Given instruction
Give back a single number, the count of lines containing the word "disabilities".

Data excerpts
┏━━
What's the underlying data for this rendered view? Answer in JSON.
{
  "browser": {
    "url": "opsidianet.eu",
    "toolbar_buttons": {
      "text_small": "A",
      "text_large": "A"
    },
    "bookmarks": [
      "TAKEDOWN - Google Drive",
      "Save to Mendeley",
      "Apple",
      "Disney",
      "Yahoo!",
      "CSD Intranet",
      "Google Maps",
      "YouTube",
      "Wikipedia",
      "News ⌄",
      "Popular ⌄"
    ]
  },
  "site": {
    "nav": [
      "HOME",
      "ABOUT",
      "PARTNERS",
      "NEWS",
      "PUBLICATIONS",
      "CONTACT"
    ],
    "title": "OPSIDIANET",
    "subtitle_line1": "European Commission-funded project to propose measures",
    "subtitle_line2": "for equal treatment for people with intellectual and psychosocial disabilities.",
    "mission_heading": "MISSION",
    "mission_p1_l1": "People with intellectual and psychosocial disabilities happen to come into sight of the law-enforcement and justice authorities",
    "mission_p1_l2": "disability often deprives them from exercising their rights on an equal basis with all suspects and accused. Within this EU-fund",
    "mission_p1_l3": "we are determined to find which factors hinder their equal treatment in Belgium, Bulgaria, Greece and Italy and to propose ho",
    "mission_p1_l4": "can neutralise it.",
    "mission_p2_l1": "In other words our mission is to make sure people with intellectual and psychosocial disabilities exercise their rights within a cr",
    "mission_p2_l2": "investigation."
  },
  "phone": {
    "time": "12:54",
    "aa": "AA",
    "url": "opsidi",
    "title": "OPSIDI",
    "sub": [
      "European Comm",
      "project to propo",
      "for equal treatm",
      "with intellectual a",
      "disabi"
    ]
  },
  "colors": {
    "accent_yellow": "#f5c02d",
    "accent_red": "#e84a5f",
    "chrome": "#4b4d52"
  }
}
┗━━
Answer to the task
3